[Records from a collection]
++++++++++

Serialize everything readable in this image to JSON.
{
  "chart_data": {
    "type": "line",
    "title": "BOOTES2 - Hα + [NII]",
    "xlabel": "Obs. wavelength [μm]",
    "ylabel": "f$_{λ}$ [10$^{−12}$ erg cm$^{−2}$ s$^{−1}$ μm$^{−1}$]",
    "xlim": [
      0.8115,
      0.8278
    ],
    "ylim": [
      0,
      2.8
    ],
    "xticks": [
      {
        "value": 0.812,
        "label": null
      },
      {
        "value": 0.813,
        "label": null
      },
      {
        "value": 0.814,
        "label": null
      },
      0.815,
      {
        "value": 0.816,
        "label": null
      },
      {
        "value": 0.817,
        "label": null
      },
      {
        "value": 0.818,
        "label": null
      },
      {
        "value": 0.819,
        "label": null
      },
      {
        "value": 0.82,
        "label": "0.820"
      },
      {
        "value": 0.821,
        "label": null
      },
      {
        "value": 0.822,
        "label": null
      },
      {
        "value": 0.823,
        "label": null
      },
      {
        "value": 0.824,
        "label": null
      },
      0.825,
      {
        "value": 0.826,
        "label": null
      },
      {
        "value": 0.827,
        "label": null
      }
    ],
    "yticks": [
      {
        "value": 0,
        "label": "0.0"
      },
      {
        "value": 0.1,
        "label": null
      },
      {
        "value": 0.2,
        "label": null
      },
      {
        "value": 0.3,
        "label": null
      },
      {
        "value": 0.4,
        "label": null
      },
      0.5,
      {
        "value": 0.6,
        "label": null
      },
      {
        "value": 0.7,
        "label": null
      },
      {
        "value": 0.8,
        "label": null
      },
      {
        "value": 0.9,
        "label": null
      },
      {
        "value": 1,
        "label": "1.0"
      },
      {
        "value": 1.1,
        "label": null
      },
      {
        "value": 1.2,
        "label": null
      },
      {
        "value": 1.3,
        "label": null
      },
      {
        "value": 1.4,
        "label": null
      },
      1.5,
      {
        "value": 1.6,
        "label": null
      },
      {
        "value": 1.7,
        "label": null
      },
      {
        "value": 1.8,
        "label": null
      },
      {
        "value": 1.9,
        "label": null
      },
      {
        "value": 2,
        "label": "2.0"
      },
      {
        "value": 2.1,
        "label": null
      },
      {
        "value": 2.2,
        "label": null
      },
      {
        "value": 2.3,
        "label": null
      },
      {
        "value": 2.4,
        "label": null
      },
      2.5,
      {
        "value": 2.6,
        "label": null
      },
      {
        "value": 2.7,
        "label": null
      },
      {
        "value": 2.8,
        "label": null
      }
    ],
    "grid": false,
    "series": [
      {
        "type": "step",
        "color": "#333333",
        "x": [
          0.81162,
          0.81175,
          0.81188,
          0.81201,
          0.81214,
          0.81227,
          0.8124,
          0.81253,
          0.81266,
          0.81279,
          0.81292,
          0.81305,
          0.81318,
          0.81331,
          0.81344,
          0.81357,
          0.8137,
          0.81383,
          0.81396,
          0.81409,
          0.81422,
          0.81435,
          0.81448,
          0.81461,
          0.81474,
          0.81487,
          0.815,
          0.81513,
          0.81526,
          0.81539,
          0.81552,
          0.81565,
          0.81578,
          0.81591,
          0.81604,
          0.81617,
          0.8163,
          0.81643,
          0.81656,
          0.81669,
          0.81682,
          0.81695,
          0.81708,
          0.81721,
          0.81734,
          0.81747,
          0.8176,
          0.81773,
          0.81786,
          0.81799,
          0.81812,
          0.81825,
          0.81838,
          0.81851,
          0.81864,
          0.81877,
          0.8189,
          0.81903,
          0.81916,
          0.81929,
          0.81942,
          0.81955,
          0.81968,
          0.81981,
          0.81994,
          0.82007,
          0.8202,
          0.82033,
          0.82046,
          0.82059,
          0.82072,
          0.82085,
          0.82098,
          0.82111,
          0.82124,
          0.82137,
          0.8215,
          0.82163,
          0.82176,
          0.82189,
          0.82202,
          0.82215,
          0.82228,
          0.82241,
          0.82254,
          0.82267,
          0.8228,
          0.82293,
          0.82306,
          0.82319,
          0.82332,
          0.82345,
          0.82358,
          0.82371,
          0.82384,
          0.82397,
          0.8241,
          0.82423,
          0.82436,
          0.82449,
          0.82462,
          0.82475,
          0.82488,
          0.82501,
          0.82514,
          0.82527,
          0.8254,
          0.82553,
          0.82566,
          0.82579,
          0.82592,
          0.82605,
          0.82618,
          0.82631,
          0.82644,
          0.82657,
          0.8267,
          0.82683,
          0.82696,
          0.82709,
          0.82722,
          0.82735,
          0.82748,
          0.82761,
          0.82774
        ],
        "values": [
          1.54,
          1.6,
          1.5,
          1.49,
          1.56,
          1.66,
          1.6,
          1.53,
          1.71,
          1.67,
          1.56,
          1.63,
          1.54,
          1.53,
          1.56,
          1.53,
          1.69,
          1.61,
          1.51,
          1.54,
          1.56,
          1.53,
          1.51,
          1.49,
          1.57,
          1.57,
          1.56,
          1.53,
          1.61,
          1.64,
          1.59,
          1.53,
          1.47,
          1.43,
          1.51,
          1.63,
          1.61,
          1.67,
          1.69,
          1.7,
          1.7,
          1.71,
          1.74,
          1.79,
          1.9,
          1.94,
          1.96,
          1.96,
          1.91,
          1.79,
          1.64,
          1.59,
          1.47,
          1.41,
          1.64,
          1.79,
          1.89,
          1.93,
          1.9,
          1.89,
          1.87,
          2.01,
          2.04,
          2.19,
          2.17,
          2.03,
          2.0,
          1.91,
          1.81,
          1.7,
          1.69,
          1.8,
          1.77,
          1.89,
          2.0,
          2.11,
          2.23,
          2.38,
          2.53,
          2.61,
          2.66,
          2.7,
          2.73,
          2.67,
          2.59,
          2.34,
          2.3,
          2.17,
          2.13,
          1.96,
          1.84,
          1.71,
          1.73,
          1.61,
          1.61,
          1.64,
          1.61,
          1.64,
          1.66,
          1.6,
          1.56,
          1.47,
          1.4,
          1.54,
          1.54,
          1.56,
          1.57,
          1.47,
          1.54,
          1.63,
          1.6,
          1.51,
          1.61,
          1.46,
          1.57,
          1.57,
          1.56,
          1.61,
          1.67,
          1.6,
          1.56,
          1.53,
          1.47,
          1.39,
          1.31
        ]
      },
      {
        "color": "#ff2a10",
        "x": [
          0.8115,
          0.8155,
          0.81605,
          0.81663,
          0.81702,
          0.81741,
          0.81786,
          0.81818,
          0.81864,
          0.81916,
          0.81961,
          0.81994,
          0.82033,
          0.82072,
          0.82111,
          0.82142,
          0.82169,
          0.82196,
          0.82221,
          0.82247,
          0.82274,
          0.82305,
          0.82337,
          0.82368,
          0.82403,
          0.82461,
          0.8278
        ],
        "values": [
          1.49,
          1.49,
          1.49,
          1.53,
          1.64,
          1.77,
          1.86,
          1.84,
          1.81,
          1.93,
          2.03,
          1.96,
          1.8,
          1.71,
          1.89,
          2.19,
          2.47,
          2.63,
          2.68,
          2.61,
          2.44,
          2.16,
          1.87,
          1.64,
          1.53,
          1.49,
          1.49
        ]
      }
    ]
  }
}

++++++++++

▸ **Aim of the task**: Extract each line of the material exactly as it stands.

▸ **Worked solution**:
Serialize everything readable in this image to JSON.
{
  "chart_data": {
    "type": "line",
    "title": "BOOTES2 - Hα + [NII]",
    "xlabel": "Obs. wavelength [μm]",
    "ylabel": "f$_{λ}$ [10$^{−12}$ erg cm$^{−2}$ s$^{−1}$ μm$^{−1}$]",
    "xlim": [
      0.8115,
      0.8278
    ],
    "ylim": [
      0,
      2.8
    ],
    "xticks": [
      {
        "value": 0.812,
        "label": null
      },
      {
        "value": 0.813,
        "label": null
      },
      {
        "value": 0.814,
        "label": null
      },
      0.815,
      {
        "value": 0.816,
        "label": null
      },
      {
        "value": 0.817,
        "label": null
      },
      {
        "value": 0.818,
        "label": null
      },
      {
        "value": 0.819,
        "label": null
      },
      {
        "value": 0.82,
        "label": "0.820"
      },
      {
        "value": 0.821,
        "label": null
      },
      {
        "value": 0.822,
        "label": null
      },
      {
        "value": 0.823,
        "label": null
      },
      {
        "value": 0.824,
        "label": null
      },
      0.825,
      {
        "value": 0.826,
        "label": null
      },
      {
        "value": 0.827,
        "label": null
      }
    ],
    "yticks": [
      {
        "value": 0,
        "label": "0.0"
      },
      {
        "value": 0.1,
        "label": null
      },
      {
        "value": 0.2,
        "label": null
      },
      {
        "value": 0.3,
        "label": null
      },
      {
        "value": 0.4,
        "label": null
      },
      0.5,
      {
        "value": 0.6,
        "label": null
      },
      {
        "value": 0.7,
        "label": null
      },
      {
        "value": 0.8,
        "label": null
      },
      {
        "value": 0.9,
        "label": null
      },
      {
        "value": 1,
        "label": "1.0"
      },
      {
        "value": 1.1,
        "label": null
      },
      {
        "value": 1.2,
        "label": null
      },
      {
        "value": 1.3,
        "label": null
      },
      {
        "value": 1.4,
        "label": null
      },
      1.5,
      {
        "value": 1.6,
        "label": null
      },
      {
        "value": 1.7,
        "label": null
      },
      {
        "value": 1.8,
        "label": null
      },
      {
        "value": 1.9,
        "label": null
      },
      {
        "value": 2,
        "label": "2.0"
      },
      {
        "value": 2.1,
        "label": null
      },
      {
        "value": 2.2,
        "label": null
      },
      {
        "value": 2.3,
        "label": null
      },
      {
        "value": 2.4,
        "label": null
      },
      2.5,
      {
        "value": 2.6,
        "label": null
      },
      {
        "value": 2.7,
        "label": null
      },
      {
        "value": 2.8,
        "label": null
      }
    ],
    "grid": false,
    "series": [
      {
        "type": "step",
        "color": "#333333",
        "x": [
          0.81162,
          0.81175,
          0.81188,
          0.81201,
          0.81214,
          0.81227,
          0.8124,
          0.81253,
          0.81266,
          0.81279,
          0.81292,
          0.81305,
          0.81318,
          0.81331,
          0.81344,
          0.81357,
          0.8137,
          0.81383,
          0.81396,
          0.81409,
          0.81422,
          0.81435,
          0.81448,
          0.81461,
          0.81474,
          0.81487,
          0.815,
          0.81513,
          0.81526,
          0.81539,
          0.81552,
          0.81565,
          0.81578,
          0.81591,
          0.81604,
          0.81617,
          0.8163,
          0.81643,
          0.81656,
          0.81669,
          0.81682,
          0.81695,
          0.81708,
          0.81721,
          0.81734,
          0.81747,
          0.8176,
          0.81773,
          0.81786,
          0.81799,
          0.81812,
          0.81825,
          0.81838,
          0.81851,
          0.81864,
          0.81877,
          0.8189,
          0.81903,
          0.81916,
          0.81929,
          0.81942,
          0.81955,
          0.81968,
          0.81981,
          0.81994,
          0.82007,
          0.8202,
          0.82033,
          0.82046,
          0.82059,
          0.82072,
          0.82085,
          0.82098,
          0.82111,
          0.82124,
          0.82137,
          0.8215,
          0.82163,
          0.82176,
          0.82189,
          0.82202,
          0.82215,
          0.82228,
          0.82241,
          0.82254,
          0.82267,
          0.8228,
          0.82293,
          0.82306,
          0.82319,
          0.82332,
          0.82345,
          0.82358,
          0.82371,
          0.82384,
          0.82397,
          0.8241,
          0.82423,
          0.82436,
          0.82449,
          0.82462,
          0.82475,
          0.82488,
          0.82501,
          0.82514,
          0.82527,
          0.8254,
          0.82553,
          0.82566,
          0.82579,
          0.82592,
          0.82605,
          0.82618,
          0.82631,
          0.82644,
          0.82657,
          0.8267,
          0.82683,
          0.82696,
          0.82709,
          0.82722,
          0.82735,
          0.82748,
          0.82761,
          0.82774
        ],
        "values": [
          1.54,
          1.6,
          1.5,
          1.49,
          1.56,
          1.66,
          1.6,
          1.53,
          1.71,
          1.67,
          1.56,
          1.63,
          1.54,
          1.53,
          1.56,
          1.53,
          1.69,
          1.61,
          1.51,
          1.54,
          1.56,
          1.53,
          1.51,
          1.49,
          1.57,
          1.57,
          1.56,
          1.53,
          1.61,
          1.64,
          1.59,
          1.53,
          1.47,
          1.43,
          1.51,
          1.63,
          1.61,
          1.67,
          1.69,
          1.7,
          1.7,
          1.71,
          1.74,
          1.79,
          1.9,
          1.94,
          1.96,
          1.96,
          1.91,
          1.79,
          1.64,
          1.59,
          1.47,
          1.41,
          1.64,
          1.79,
          1.89,
          1.93,
          1.9,
          1.89,
          1.87,
          2.01,
          2.04,
          2.19,
          2.17,
          2.03,
          2.0,
          1.91,
          1.81,
          1.7,
          1.69,
          1.8,
          1.77,
          1.89,
          2.0,
          2.11,
          2.23,
          2.38,
          2.53,
          2.61,
          2.66,
          2.7,
          2.73,
          2.67,
          2.59,
          2.34,
          2.3,
          2.17,
          2.13,
          1.96,
          1.84,
          1.71,
          1.73,
          1.61,
          1.61,
          1.64,
          1.61,
          1.64,
          1.66,
          1.6,
          1.56,
          1.47,
          1.4,
          1.54,
          1.54,
          1.56,
          1.57,
          1.47,
          1.54,
          1.63,
          1.6,
          1.51,
          1.61,
          1.46,
          1.57,
          1.57,
          1.56,
          1.61,
          1.67,
          1.6,
          1.56,
          1.53,
          1.47,
          1.39,
          1.31
        ]
      },
      {
        "color": "#ff2a10",
        "x": [
          0.8115,
          0.8155,
          0.81605,
          0.81663,
          0.81702,
          0.81741,
          0.81786,
          0.81818,
          0.81864,
          0.81916,
          0.81961,
          0.81994,
          0.82033,
          0.82072,
          0.82111,
          0.82142,
          0.82169,
          0.82196,
          0.82221,
          0.82247,
          0.82274,
          0.82305,
          0.82337,
          0.82368,
          0.82403,
          0.82461,
          0.8278
        ],
        "values": [
          1.49,
          1.49,
          1.49,
          1.53,
          1.64,
          1.77,
          1.86,
          1.84,
          1.81,
          1.93,
          2.03,
          1.96,
          1.8,
          1.71,
          1.89,
          2.19,
          2.47,
          2.63,
          2.68,
          2.61,
          2.44,
          2.16,
          1.87,
          1.64,
          1.53,
          1.49,
          1.49
        ]
      }
    ]
  }
}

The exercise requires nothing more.